---------- Provided records ----------

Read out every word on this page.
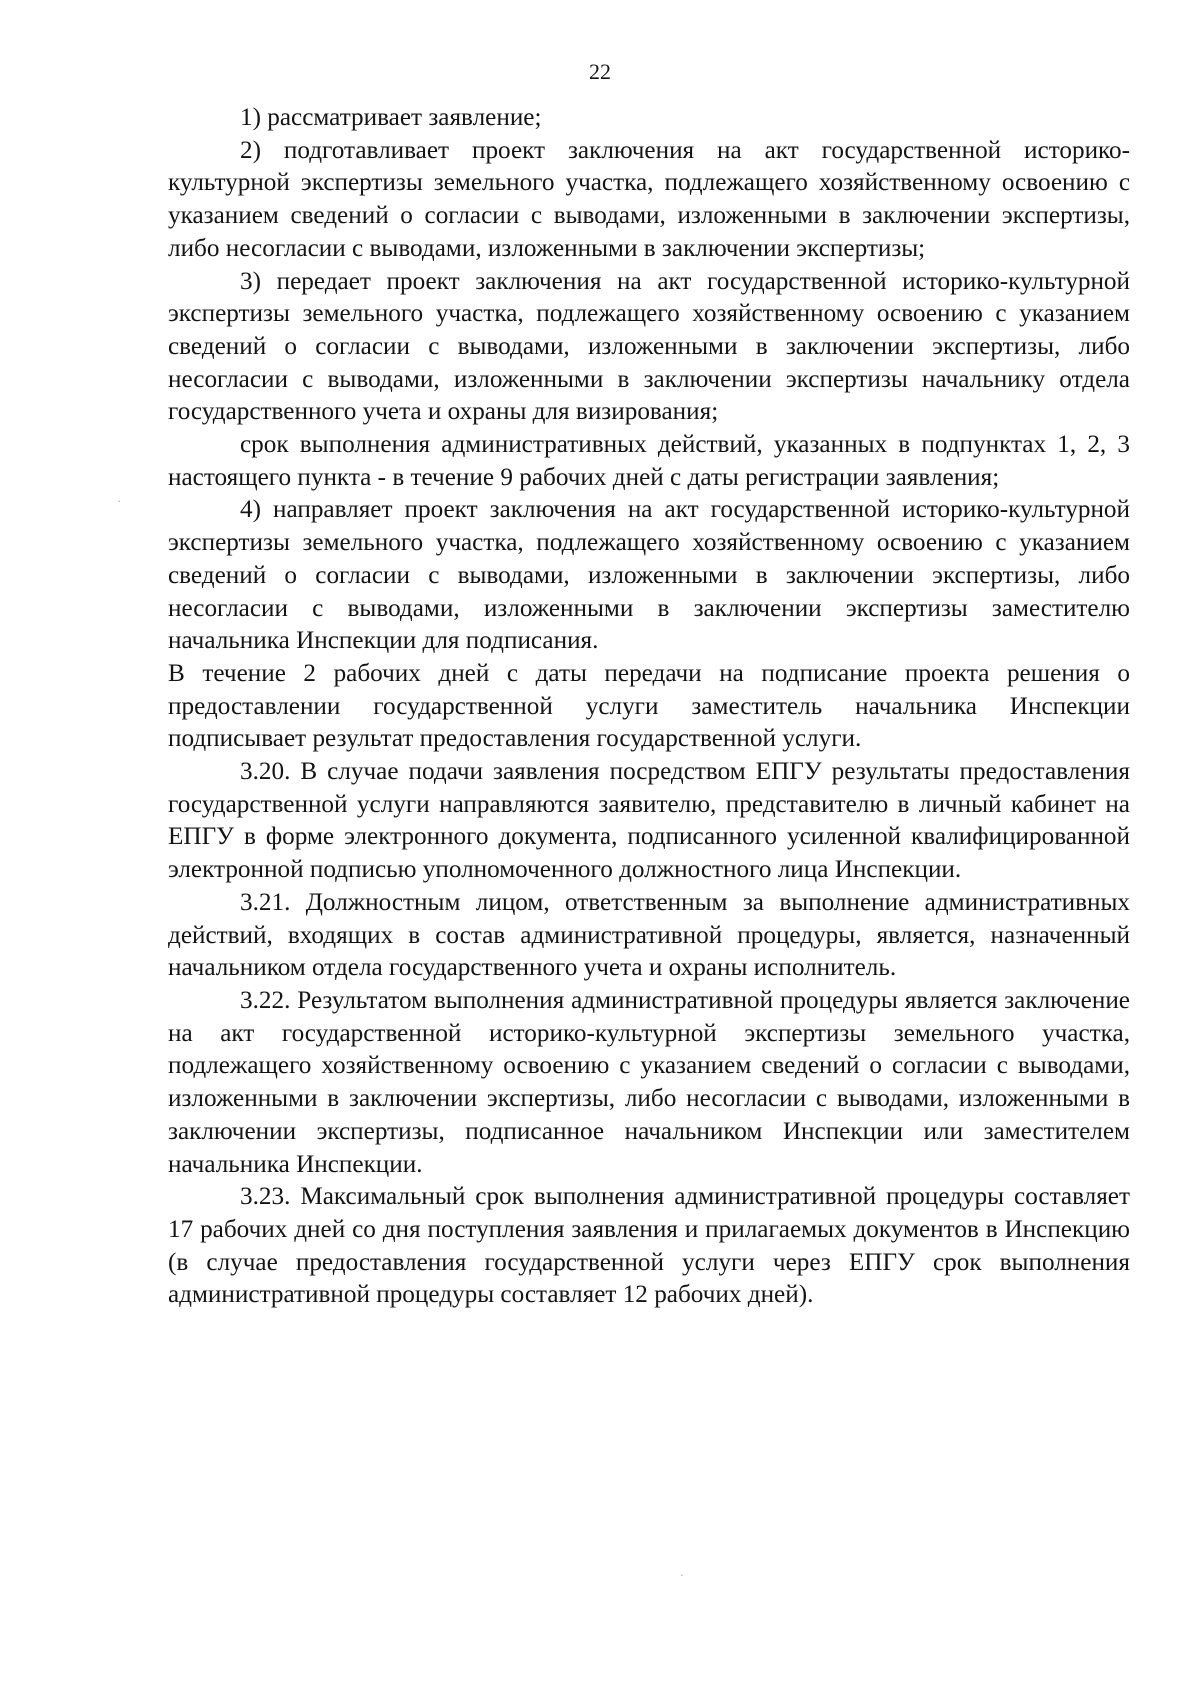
22

1) рассматривает заявление;

2) подготавливает проект заключения на акт государственной историко-культурной экспертизы земельного участка, подлежащего хозяйственному освоению с указанием сведений о согласии с выводами, изложенными в заключении экспертизы, либо несогласии с выводами, изложенными в заключении экспертизы;

3) передает проект заключения на акт государственной историко-культурной экспертизы земельного участка, подлежащего хозяйственному освоению с указанием сведений о согласии с выводами, изложенными в заключении экспертизы, либо несогласии с выводами, изложенными в заключении экспертизы начальнику отдела государственного учета и охраны для визирования;

срок выполнения административных действий, указанных в подпунктах 1, 2, 3 настоящего пункта - в течение 9 рабочих дней с даты регистрации заявления;

4) направляет проект заключения на акт государственной историко-культурной экспертизы земельного участка, подлежащего хозяйственному освоению с указанием сведений о согласии с выводами, изложенными в заключении экспертизы, либо несогласии с выводами, изложенными в заключении экспертизы заместителю начальника Инспекции для подписания.

В течение 2 рабочих дней с даты передачи на подписание проекта решения о предоставлении государственной услуги заместитель начальника Инспекции подписывает результат предоставления государственной услуги.

3.20. В случае подачи заявления посредством ЕПГУ результаты предоставления государственной услуги направляются заявителю, представителю в личный кабинет на ЕПГУ в форме электронного документа, подписанного усиленной квалифицированной электронной подписью уполномоченного должностного лица Инспекции.

3.21. Должностным лицом, ответственным за выполнение административных действий, входящих в состав административной процедуры, является, назначенный начальником отдела государственного учета и охраны исполнитель.

3.22. Результатом выполнения административной процедуры является заключение на акт государственной историко-культурной экспертизы земельного участка, подлежащего хозяйственному освоению с указанием сведений о согласии с выводами, изложенными в заключении экспертизы, либо несогласии с выводами, изложенными в заключении экспертизы, подписанное начальником Инспекции или заместителем начальника Инспекции.

3.23. Максимальный срок выполнения административной процедуры составляет 17 рабочих дней со дня поступления заявления и прилагаемых документов в Инспекцию (в случае предоставления государственной услуги через ЕПГУ срок выполнения административной процедуры составляет 12 рабочих дней).

·
·
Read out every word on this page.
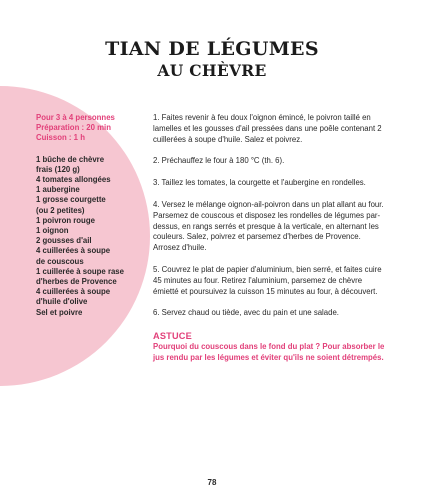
TIAN DE LÉGUMES
AU CHÈVRE
Pour 3 à 4 personnes
Préparation : 20 min
Cuisson : 1 h
1 bûche de chèvre
frais (120 g)
4 tomates allongées
1 aubergine
1 grosse courgette
(ou 2 petites)
1 poivron rouge
1 oignon
2 gousses d'ail
4 cuillerées à soupe
de couscous
1 cuillerée à soupe rase
d'herbes de Provence
4 cuillerées à soupe
d'huile d'olive
Sel et poivre

1. Faites revenir à feu doux l'oignon émincé, le poivron taillé en lamelles et les gousses d'ail pressées dans une poêle contenant 2 cuillerées à soupe d'huile. Salez et poivrez.

2. Préchauffez le four à 180 °C (th. 6).

3. Taillez les tomates, la courgette et l'aubergine en rondelles.

4. Versez le mélange oignon-ail-poivron dans un plat allant au four. Parsemez de couscous et disposez les rondelles de légumes par-dessus, en rangs serrés et presque à la verticale, en alternant les couleurs. Salez, poivrez et parsemez d'herbes de Provence. Arrosez d'huile.

5. Couvrez le plat de papier d'aluminium, bien serré, et faites cuire 45 minutes au four. Retirez l'aluminium, parsemez de chèvre émietté et poursuivez la cuisson 15 minutes au four, à découvert.

6. Servez chaud ou tiède, avec du pain et une salade.

ASTUCE
Pourquoi du couscous dans le fond du plat ? Pour absorber le jus rendu par les légumes et éviter qu'ils ne soient détrempés.
78
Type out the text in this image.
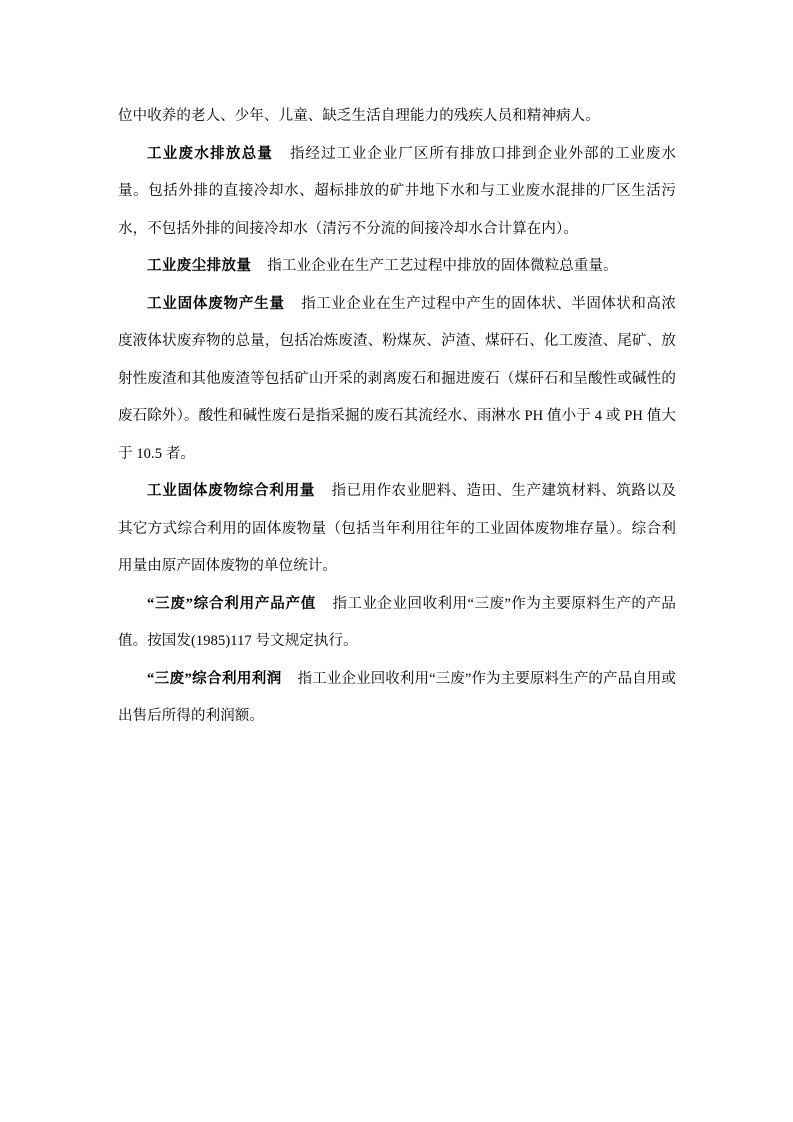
位中收养的老人、少年、儿童、缺乏生活自理能力的残疾人员和精神病人。

工业废水排放总量 指经过工业企业厂区所有排放口排到企业外部的工业废水量。包括外排的直接冷却水、超标排放的矿井地下水和与工业废水混排的厂区生活污水，不包括外排的间接冷却水（清污不分流的间接冷却水合计算在内）。

工业废尘排放量 指工业企业在生产工艺过程中排放的固体微粒总重量。

工业固体废物产生量 指工业企业在生产过程中产生的固体状、半固体状和高浓度液体状废弃物的总量，包括冶炼废渣、粉煤灰、泸渣、煤矸石、化工废渣、尾矿、放射性废渣和其他废渣等包括矿山开采的剥离废石和掘进废石（煤矸石和呈酸性或碱性的废石除外）。酸性和碱性废石是指采掘的废石其流经水、雨淋水 PH 值小于 4 或 PH 值大于 10.5 者。

工业固体废物综合利用量 指已用作农业肥料、造田、生产建筑材料、筑路以及其它方式综合利用的固体废物量（包括当年利用往年的工业固体废物堆存量）。综合利用量由原产固体废物的单位统计。

“三废”综合利用产品产值 指工业企业回收利用“三废”作为主要原料生产的产品值。按国发(1985)117 号文规定执行。

“三废”综合利用利润 指工业企业回收利用“三废”作为主要原料生产的产品自用或出售后所得的利润额。
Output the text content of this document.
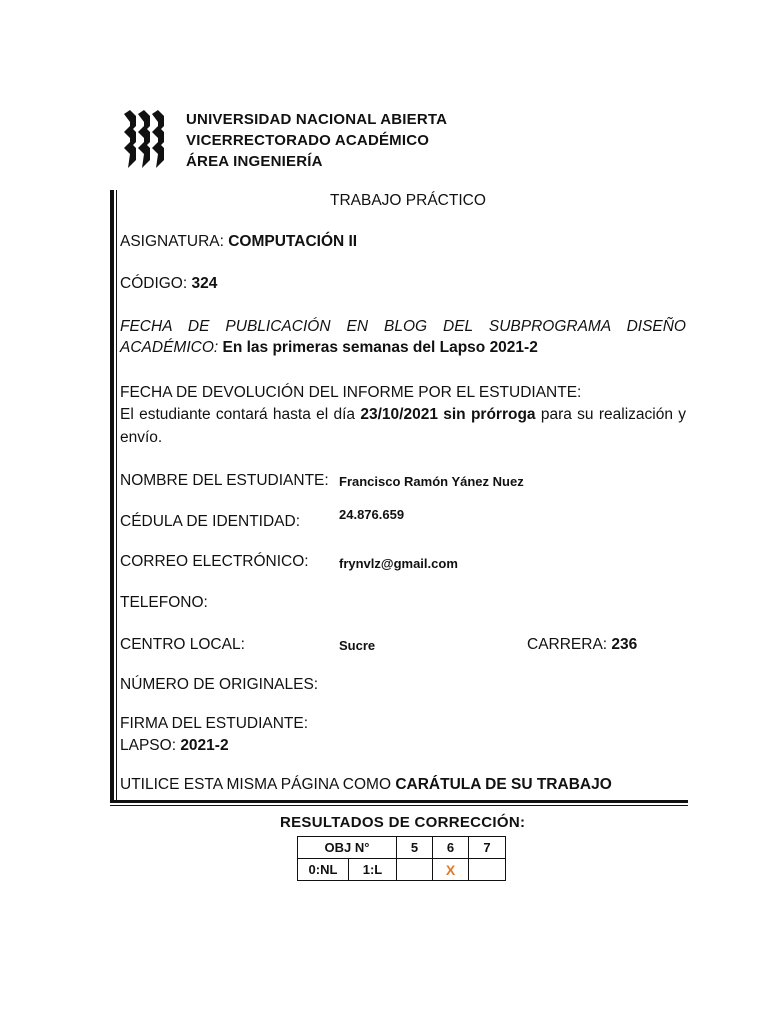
UNIVERSIDAD NACIONAL ABIERTA
VICERRECTORADO ACADÉMICO
ÁREA INGENIERÍA
TRABAJO PRÁCTICO
ASIGNATURA: COMPUTACIÓN II
CÓDIGO: 324
FECHA DE PUBLICACIÓN EN BLOG DEL SUBPROGRAMA DISEÑO
ACADÉMICO: En las primeras semanas del Lapso 2021-2
FECHA DE DEVOLUCIÓN DEL INFORME POR EL ESTUDIANTE:
El estudiante contará hasta el día 23/10/2021 sin prórroga para su realización y
envío.
NOMBRE DEL ESTUDIANTE: Francisco Ramón Yánez Nuez
CÉDULA DE IDENTIDAD:	24.876.659
CORREO ELECTRÓNICO: frynvlz@gmail.com
TELEFONO:
CENTRO LOCAL:	Sucre	CARRERA: 236
NÚMERO DE ORIGINALES:
FIRMA DEL ESTUDIANTE:
LAPSO: 2021-2
UTILICE ESTA MISMA PÁGINA COMO CARÁTULA DE SU TRABAJO
RESULTADOS DE CORRECCIÓN:
OBJ N°		5	6	7
0:NL	1:L		X	
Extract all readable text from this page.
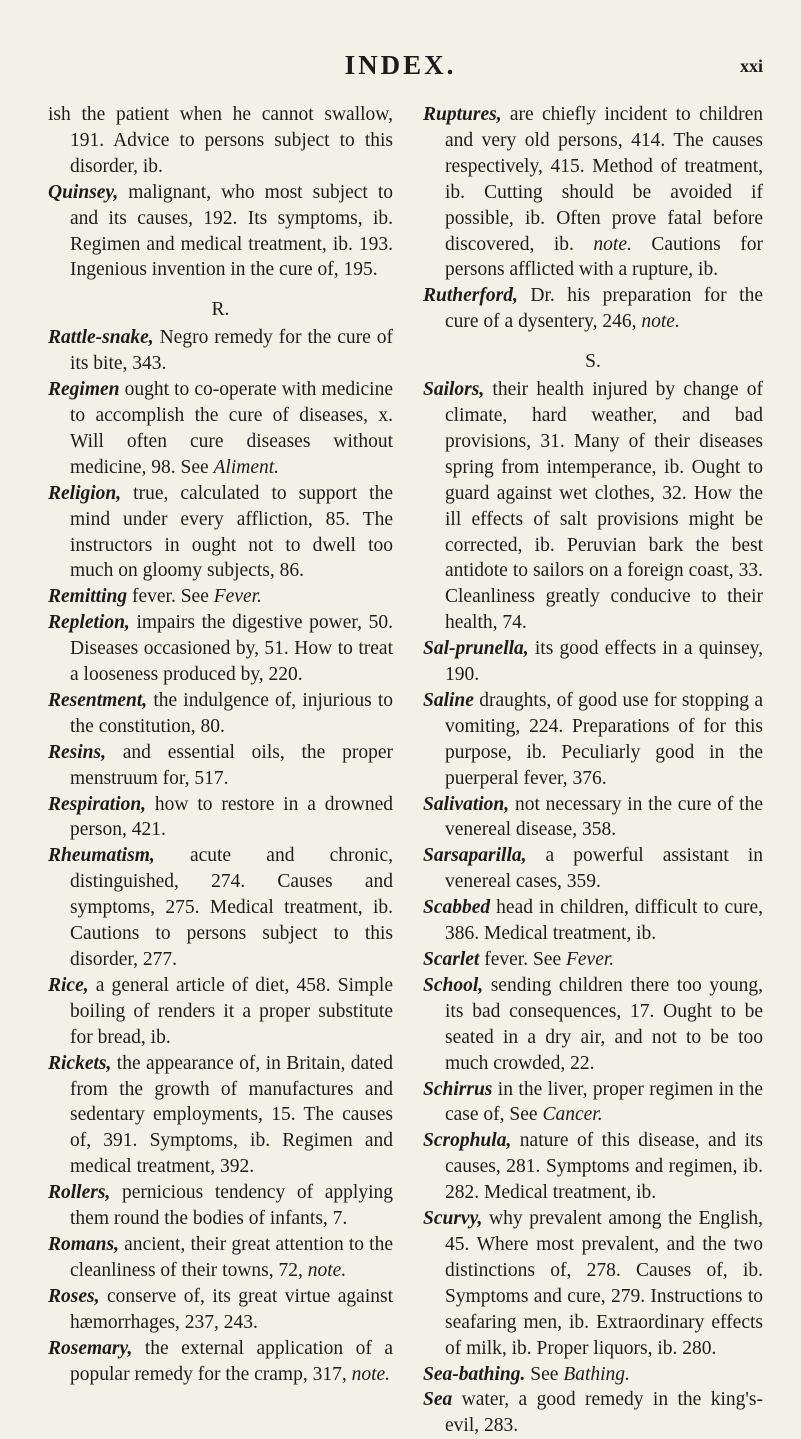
INDEX.	xxi

ish the patient when he cannot swallow, 191. Advice to persons subject to this disorder, ib.

Quinsey, malignant, who most subject to and its causes, 192. Its symptoms, ib. Regimen and medical treatment, ib. 193. Ingenious invention in the cure of, 195.

R.

Rattle-snake, Negro remedy for the cure of its bite, 343.

Regimen ought to co-operate with medicine to accomplish the cure of diseases, x. Will often cure diseases without medicine, 98. See Aliment.

Religion, true, calculated to support the mind under every affliction, 85. The instructors in ought not to dwell too much on gloomy subjects, 86.

Remitting fever. See Fever.

Repletion, impairs the digestive power, 50. Diseases occasioned by, 51. How to treat a looseness produced by, 220.

Resentment, the indulgence of, injurious to the constitution, 80.

Resins, and essential oils, the proper menstruum for, 517.

Respiration, how to restore in a drowned person, 421.

Rheumatism, acute and chronic, distinguished, 274. Causes and symptoms, 275. Medical treatment, ib. Cautions to persons subject to this disorder, 277.

Rice, a general article of diet, 458. Simple boiling of renders it a proper substitute for bread, ib.

Rickets, the appearance of, in Britain, dated from the growth of manufactures and sedentary employments, 15. The causes of, 391. Symptoms, ib. Regimen and medical treatment, 392.

Rollers, pernicious tendency of applying them round the bodies of infants, 7.

Romans, ancient, their great attention to the cleanliness of their towns, 72, note.

Roses, conserve of, its great virtue against hæmorrhages, 237, 243.

Rosemary, the external application of a popular remedy for the cramp, 317, note.

Ruptures, are chiefly incident to children and very old persons, 414. The causes respectively, 415. Method of treatment, ib. Cutting should be avoided if possible, ib. Often prove fatal before discovered, ib. note. Cautions for persons afflicted with a rupture, ib.

Rutherford, Dr. his preparation for the cure of a dysentery, 246, note.

S.

Sailors, their health injured by change of climate, hard weather, and bad provisions, 31. Many of their diseases spring from intemperance, ib. Ought to guard against wet clothes, 32. How the ill effects of salt provisions might be corrected, ib. Peruvian bark the best antidote to sailors on a foreign coast, 33. Cleanliness greatly conducive to their health, 74.

Sal-prunella, its good effects in a quinsey, 190.

Saline draughts, of good use for stopping a vomiting, 224. Preparations of for this purpose, ib. Peculiarly good in the puerperal fever, 376.

Salivation, not necessary in the cure of the venereal disease, 358.

Sarsaparilla, a powerful assistant in venereal cases, 359.

Scabbed head in children, difficult to cure, 386. Medical treatment, ib.

Scarlet fever. See Fever.

School, sending children there too young, its bad consequences, 17. Ought to be seated in a dry air, and not to be too much crowded, 22.

Schirrus in the liver, proper regimen in the case of, See Cancer.

Scrophula, nature of this disease, and its causes, 281. Symptoms and regimen, ib. 282. Medical treatment, ib.

Scurvy, why prevalent among the English, 45. Where most prevalent, and the two distinctions of, 278. Causes of, ib. Symptoms and cure, 279. Instructions to seafaring men, ib. Extraordinary effects of milk, ib. Proper liquors, ib. 280.

Sea-bathing. See Bathing.

Sea water, a good remedy in the king's-evil, 283.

----------

Exercise goal: State how many lines of the listing above hold the word "soupe", with nothing but the number.

Task output: 4